▶ **CHALLENGE**
Retype the whole listing below, character for character.

▶ **RECORDS FOR THE EXERCISE**

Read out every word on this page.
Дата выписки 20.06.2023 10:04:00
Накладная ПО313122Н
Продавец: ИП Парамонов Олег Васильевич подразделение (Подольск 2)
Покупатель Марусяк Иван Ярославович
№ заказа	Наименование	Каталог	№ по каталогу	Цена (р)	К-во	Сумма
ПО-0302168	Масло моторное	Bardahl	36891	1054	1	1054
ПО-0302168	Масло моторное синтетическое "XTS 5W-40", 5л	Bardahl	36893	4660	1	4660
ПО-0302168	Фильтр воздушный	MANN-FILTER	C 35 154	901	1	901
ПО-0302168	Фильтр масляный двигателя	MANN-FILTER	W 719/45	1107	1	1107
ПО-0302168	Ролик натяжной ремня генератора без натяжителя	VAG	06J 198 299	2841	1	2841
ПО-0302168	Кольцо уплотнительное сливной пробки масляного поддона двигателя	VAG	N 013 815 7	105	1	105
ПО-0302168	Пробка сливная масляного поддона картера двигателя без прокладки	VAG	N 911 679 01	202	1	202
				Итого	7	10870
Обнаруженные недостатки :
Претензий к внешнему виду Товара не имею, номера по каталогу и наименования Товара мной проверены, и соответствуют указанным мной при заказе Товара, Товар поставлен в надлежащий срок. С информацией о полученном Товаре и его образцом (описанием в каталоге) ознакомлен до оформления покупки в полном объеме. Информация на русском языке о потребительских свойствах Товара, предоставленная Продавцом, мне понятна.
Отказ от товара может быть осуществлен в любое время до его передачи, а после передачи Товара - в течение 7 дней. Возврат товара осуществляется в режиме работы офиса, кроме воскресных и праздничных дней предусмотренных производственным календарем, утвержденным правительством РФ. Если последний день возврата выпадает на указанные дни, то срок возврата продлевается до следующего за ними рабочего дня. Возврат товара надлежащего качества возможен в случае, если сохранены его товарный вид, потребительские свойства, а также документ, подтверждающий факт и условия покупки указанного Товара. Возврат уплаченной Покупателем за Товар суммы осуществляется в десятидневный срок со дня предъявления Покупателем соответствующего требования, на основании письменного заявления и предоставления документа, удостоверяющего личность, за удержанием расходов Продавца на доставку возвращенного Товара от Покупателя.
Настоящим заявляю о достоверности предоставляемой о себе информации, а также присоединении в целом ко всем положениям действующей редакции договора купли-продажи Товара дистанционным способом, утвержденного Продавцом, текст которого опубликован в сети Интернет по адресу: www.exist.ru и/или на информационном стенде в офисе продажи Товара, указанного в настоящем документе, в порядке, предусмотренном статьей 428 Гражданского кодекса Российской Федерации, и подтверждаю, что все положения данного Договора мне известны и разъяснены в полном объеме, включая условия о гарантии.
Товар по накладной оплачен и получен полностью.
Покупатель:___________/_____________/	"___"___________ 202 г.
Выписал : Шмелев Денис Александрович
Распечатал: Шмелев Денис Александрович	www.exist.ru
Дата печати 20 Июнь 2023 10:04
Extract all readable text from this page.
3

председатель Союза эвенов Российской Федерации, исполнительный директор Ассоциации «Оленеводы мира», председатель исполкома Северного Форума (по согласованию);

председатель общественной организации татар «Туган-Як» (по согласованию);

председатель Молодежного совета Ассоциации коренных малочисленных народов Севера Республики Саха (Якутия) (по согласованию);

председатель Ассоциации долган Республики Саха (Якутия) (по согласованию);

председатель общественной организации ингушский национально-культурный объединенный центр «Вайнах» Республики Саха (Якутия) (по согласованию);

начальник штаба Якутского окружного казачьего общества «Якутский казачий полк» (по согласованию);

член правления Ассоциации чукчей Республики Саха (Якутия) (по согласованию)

▶ **TASK OUTPUT**
Read out every word on this page.
Дата выписки 20.06.2023 10:04:00
Накладная ПО313122Н
Продавец: ИП Парамонов Олег Васильевич подразделение (Подольск 2)
Покупатель Марусяк Иван Ярославович
№ заказа	Наименование	Каталог	№ по каталогу	Цена (р)	К-во	Сумма
ПО-0302168	Масло моторное	Bardahl	36891	1054	1	1054
ПО-0302168	Масло моторное синтетическое "XTS 5W-40", 5л	Bardahl	36893	4660	1	4660
ПО-0302168	Фильтр воздушный	MANN-FILTER	C 35 154	901	1	901
ПО-0302168	Фильтр масляный двигателя	MANN-FILTER	W 719/45	1107	1	1107
ПО-0302168	Ролик натяжной ремня генератора без натяжителя	VAG	06J 198 299	2841	1	2841
ПО-0302168	Кольцо уплотнительное сливной пробки масляного поддона двигателя	VAG	N 013 815 7	105	1	105
ПО-0302168	Пробка сливная масляного поддона картера двигателя без прокладки	VAG	N 911 679 01	202	1	202
				Итого	7	10870
Обнаруженные недостатки :
Претензий к внешнему виду Товара не имею, номера по каталогу и наименования Товара мной проверены, и соответствуют указанным мной при заказе Товара, Товар поставлен в надлежащий срок. С информацией о полученном Товаре и его образцом (описанием в каталоге) ознакомлен до оформления покупки в полном объеме. Информация на русском языке о потребительских свойствах Товара, предоставленная Продавцом, мне понятна.
Отказ от товара может быть осуществлен в любое время до его передачи, а после передачи Товара - в течение 7 дней. Возврат товара осуществляется в режиме работы офиса, кроме воскресных и праздничных дней предусмотренных производственным календарем, утвержденным правительством РФ. Если последний день возврата выпадает на указанные дни, то срок возврата продлевается до следующего за ними рабочего дня. Возврат товара надлежащего качества возможен в случае, если сохранены его товарный вид, потребительские свойства, а также документ, подтверждающий факт и условия покупки указанного Товара. Возврат уплаченной Покупателем за Товар суммы осуществляется в десятидневный срок со дня предъявления Покупателем соответствующего требования, на основании письменного заявления и предоставления документа, удостоверяющего личность, за удержанием расходов Продавца на доставку возвращенного Товара от Покупателя.
Настоящим заявляю о достоверности предоставляемой о себе информации, а также присоединении в целом ко всем положениям действующей редакции договора купли-продажи Товара дистанционным способом, утвержденного Продавцом, текст которого опубликован в сети Интернет по адресу: www.exist.ru и/или на информационном стенде в офисе продажи Товара, указанного в настоящем документе, в порядке, предусмотренном статьей 428 Гражданского кодекса Российской Федерации, и подтверждаю, что все положения данного Договора мне известны и разъяснены в полном объеме, включая условия о гарантии.
Товар по накладной оплачен и получен полностью.
Покупатель:___________/_____________/	"___"___________ 202 г.
Выписал : Шмелев Денис Александрович
Распечатал: Шмелев Денис Александрович	www.exist.ru
Дата печати 20 Июнь 2023 10:04
Extract all readable text from this page.
3

председатель Союза эвенов Российской Федерации, исполнительный директор Ассоциации «Оленеводы мира», председатель исполкома Северного Форума (по согласованию);

председатель общественной организации татар «Туган-Як» (по согласованию);

председатель Молодежного совета Ассоциации коренных малочисленных народов Севера Республики Саха (Якутия) (по согласованию);

председатель Ассоциации долган Республики Саха (Якутия) (по согласованию);

председатель общественной организации ингушский национально-культурный объединенный центр «Вайнах» Республики Саха (Якутия) (по согласованию);

начальник штаба Якутского окружного казачьего общества «Якутский казачий полк» (по согласованию);

член правления Ассоциации чукчей Республики Саха (Якутия) (по согласованию)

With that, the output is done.